• [REQUIREMENT 1]: Find every line in the records below that contains the string "无锡市惠山区", and copy each of those lines. Case counts.

• [SELECTED EXTRACT]:

NVIDIA DOCA Troubleshooting Guide

This document provides troubleshooting information for common issues and misconfigurations encountered when using DOCA for NVIDIA® BlueField® DPU.

1. Compiling DOCA Applications from Source

This chapter deals with troubleshooting issues related to compiling DOCA libraries (e.g., missing dependencies).

1.1. Meson Complains About Missing Dependencies

As part of DOCA's installation, a basic set of environment variables are defined so that projects (such as DOCA applications) could easily compile against the DOCA SDK, and to allow users easy access to the various DOCA tools. In addition, the set of DOCA applications sometimes rely on various 3rd party dependencies, some of which require specific environment variables so to be correctly found by the compilation environment (meson).

1.2. Error

There are multiple forms this error may appear in, such as:

  • DOCA libraries are missing:
    Dependency doca-argp found: NO (tried pkgconfig and cmake)
meson.build:13:1: ERROR:  Dependency "doca-argp" not found, tried pkgconfig and cmake
  • DPDK definitions are missing:
    Dependency libdpdk found: NO (tried pkgconfig and cmake)

• [EXERCISE MATERIAL]:
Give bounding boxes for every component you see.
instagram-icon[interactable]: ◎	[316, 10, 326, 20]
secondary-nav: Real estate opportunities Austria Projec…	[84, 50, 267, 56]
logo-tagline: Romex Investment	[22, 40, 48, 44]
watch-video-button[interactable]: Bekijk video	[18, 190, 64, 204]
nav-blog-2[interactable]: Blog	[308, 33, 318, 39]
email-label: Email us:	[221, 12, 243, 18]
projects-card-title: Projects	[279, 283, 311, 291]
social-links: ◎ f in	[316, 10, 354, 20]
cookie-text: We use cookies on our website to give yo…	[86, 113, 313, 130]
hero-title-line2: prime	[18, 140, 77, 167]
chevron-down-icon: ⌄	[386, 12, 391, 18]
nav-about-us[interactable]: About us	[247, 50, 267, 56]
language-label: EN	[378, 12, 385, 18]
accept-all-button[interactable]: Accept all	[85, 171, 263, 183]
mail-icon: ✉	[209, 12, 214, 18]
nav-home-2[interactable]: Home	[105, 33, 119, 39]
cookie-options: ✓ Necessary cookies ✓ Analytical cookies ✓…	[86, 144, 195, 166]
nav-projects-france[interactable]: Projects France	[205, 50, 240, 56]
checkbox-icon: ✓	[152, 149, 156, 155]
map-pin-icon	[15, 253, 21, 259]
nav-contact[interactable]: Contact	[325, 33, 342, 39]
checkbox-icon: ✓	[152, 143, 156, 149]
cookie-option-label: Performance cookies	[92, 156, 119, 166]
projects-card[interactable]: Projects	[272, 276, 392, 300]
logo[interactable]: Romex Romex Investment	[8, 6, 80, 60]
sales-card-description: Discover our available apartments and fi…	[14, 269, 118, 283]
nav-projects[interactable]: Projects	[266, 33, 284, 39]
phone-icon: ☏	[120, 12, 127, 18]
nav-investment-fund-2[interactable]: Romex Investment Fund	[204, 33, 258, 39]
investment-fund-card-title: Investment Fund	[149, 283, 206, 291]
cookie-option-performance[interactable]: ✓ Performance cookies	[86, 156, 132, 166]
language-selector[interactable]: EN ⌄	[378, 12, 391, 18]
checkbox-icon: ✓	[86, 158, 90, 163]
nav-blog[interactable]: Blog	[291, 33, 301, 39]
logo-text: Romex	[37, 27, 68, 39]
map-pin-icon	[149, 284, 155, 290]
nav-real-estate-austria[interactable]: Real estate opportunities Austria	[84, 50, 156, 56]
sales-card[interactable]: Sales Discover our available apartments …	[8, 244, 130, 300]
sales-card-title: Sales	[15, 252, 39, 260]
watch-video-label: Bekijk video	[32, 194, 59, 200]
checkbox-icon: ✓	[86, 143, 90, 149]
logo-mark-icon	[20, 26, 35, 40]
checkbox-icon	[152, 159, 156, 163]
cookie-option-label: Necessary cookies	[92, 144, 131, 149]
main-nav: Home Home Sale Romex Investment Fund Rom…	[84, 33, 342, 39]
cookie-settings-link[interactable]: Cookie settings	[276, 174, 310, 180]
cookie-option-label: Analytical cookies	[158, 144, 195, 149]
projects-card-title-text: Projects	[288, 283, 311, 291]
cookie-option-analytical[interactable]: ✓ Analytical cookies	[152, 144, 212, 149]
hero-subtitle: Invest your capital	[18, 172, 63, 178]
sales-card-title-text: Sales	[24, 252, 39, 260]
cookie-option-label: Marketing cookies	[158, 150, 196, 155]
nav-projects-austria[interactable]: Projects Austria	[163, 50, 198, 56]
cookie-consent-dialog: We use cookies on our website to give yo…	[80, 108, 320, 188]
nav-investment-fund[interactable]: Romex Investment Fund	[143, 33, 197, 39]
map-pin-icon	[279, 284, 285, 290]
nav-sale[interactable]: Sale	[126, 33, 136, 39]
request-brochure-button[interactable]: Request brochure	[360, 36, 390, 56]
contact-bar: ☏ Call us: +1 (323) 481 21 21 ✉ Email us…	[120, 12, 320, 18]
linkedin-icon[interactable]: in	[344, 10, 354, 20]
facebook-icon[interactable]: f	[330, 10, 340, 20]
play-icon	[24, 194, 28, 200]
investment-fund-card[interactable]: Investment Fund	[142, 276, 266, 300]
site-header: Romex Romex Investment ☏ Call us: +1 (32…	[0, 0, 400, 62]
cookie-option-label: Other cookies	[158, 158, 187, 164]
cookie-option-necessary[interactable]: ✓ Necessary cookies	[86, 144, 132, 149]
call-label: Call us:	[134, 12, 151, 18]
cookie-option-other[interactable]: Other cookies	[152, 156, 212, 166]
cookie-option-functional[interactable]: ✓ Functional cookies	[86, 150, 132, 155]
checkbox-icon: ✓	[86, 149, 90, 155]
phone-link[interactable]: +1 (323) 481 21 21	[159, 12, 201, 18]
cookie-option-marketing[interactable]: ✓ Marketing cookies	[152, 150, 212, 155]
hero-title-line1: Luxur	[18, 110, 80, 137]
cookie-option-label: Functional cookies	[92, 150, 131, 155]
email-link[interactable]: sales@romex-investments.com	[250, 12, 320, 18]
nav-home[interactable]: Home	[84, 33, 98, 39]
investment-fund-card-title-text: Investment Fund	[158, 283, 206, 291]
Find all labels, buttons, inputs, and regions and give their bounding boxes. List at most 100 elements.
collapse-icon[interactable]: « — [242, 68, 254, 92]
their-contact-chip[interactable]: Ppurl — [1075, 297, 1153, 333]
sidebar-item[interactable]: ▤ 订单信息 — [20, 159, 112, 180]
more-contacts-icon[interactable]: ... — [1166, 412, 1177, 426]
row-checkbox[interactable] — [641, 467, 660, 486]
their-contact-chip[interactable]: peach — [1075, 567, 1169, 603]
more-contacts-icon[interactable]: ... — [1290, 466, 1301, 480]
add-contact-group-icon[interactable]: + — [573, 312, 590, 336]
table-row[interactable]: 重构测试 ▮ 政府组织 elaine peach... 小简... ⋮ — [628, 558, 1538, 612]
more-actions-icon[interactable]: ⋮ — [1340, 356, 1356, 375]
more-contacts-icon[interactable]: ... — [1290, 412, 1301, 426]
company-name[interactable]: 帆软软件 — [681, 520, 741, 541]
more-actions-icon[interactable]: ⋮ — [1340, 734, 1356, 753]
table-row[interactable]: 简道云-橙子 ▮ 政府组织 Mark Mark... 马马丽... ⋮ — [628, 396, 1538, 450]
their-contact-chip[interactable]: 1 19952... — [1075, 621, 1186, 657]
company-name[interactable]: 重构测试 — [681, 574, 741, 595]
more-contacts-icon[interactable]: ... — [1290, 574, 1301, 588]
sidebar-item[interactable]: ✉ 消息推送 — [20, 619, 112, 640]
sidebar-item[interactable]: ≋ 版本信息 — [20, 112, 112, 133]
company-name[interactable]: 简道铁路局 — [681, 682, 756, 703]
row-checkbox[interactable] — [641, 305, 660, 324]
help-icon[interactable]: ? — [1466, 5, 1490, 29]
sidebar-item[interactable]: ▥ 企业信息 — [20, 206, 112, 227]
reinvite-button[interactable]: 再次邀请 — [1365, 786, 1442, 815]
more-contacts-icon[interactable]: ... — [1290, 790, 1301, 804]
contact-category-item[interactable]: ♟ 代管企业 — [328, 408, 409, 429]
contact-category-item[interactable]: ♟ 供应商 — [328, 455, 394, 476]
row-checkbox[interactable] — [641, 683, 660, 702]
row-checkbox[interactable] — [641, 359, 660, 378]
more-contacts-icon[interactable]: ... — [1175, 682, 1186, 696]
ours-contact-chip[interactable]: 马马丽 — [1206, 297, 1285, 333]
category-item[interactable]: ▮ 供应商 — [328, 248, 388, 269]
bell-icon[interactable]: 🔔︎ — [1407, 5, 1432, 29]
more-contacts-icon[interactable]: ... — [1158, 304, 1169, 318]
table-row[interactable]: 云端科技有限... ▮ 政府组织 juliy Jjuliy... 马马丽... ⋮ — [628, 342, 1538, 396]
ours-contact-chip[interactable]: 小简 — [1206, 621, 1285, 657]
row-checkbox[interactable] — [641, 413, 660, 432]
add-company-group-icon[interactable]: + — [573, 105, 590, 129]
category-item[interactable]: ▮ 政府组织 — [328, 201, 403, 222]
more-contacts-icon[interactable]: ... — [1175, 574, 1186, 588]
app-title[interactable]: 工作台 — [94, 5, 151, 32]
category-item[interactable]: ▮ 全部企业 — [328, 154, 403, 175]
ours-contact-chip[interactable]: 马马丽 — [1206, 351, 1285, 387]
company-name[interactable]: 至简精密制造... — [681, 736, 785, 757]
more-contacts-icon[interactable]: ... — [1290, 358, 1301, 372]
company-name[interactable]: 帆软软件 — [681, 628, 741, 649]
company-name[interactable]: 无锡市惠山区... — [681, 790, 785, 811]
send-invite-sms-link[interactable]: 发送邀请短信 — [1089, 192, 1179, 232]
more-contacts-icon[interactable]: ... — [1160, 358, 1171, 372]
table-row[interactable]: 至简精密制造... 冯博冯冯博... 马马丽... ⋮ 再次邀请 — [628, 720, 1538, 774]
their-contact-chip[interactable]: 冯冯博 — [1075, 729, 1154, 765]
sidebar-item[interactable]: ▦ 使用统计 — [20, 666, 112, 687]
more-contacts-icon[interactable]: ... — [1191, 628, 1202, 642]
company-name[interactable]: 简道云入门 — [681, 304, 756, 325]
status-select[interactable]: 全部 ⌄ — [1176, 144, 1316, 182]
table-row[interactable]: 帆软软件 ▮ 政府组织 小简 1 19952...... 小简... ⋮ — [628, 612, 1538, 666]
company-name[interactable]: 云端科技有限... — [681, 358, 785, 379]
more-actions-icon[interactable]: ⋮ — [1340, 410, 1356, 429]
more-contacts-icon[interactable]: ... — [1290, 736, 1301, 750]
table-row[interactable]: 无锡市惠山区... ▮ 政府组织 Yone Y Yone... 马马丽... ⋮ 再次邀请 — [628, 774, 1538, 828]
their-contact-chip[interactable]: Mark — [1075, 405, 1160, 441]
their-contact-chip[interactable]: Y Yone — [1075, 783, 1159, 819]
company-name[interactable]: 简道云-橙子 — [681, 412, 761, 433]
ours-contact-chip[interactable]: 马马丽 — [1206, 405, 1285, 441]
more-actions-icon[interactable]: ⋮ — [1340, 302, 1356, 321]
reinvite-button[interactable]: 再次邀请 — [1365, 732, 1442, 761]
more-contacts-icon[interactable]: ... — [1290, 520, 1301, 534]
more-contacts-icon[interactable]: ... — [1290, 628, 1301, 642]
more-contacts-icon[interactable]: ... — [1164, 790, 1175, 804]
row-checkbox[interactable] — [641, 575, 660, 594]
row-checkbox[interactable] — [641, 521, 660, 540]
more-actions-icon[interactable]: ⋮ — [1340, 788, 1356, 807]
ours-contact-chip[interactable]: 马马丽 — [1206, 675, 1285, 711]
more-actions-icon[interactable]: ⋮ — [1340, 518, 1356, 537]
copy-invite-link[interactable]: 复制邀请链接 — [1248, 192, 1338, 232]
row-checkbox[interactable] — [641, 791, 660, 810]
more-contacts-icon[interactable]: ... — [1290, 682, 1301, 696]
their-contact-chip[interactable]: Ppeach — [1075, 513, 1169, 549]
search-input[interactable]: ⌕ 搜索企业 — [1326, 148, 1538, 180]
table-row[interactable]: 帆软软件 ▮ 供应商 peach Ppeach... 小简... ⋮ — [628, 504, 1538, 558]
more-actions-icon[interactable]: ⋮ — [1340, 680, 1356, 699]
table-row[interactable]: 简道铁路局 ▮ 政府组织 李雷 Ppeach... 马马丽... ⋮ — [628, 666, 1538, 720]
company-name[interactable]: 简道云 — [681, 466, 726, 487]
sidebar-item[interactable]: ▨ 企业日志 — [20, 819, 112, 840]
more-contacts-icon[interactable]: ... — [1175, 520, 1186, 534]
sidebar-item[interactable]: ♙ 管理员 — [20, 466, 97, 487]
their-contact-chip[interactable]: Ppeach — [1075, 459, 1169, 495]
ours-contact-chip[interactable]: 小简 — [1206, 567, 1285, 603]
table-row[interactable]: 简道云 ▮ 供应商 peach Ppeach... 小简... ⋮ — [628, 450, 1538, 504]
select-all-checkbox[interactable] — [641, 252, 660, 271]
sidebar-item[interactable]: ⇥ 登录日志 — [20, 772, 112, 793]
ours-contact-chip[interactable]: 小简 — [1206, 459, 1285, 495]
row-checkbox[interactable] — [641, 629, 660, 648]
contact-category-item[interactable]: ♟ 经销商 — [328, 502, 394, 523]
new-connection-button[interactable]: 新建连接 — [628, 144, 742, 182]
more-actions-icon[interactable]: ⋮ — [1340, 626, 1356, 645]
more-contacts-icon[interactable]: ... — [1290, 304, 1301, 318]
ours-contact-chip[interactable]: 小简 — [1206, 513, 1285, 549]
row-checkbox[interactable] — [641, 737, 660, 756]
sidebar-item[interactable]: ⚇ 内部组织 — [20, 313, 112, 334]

• [REQUIREMENT 2]: Repeat the passage of the DOCA troubleshooting guide above word for word, from "1. Compiling DOCA" to "(e.g., missing dependencies).".

• [CORRECT ANSWER 1]:
company-name[interactable]: 无锡市惠山区... — [681, 790, 785, 811]
table-row[interactable]: 无锡市惠山区... ▮ 政府组织 Yone Y Yone... 马马丽... ⋮ 再次邀请 — [628, 774, 1538, 828]

• [CORRECT ANSWER 2]:
1. Compiling DOCA Applications from Source

This chapter deals with troubleshooting issues related to compiling DOCA libraries (e.g., missing dependencies).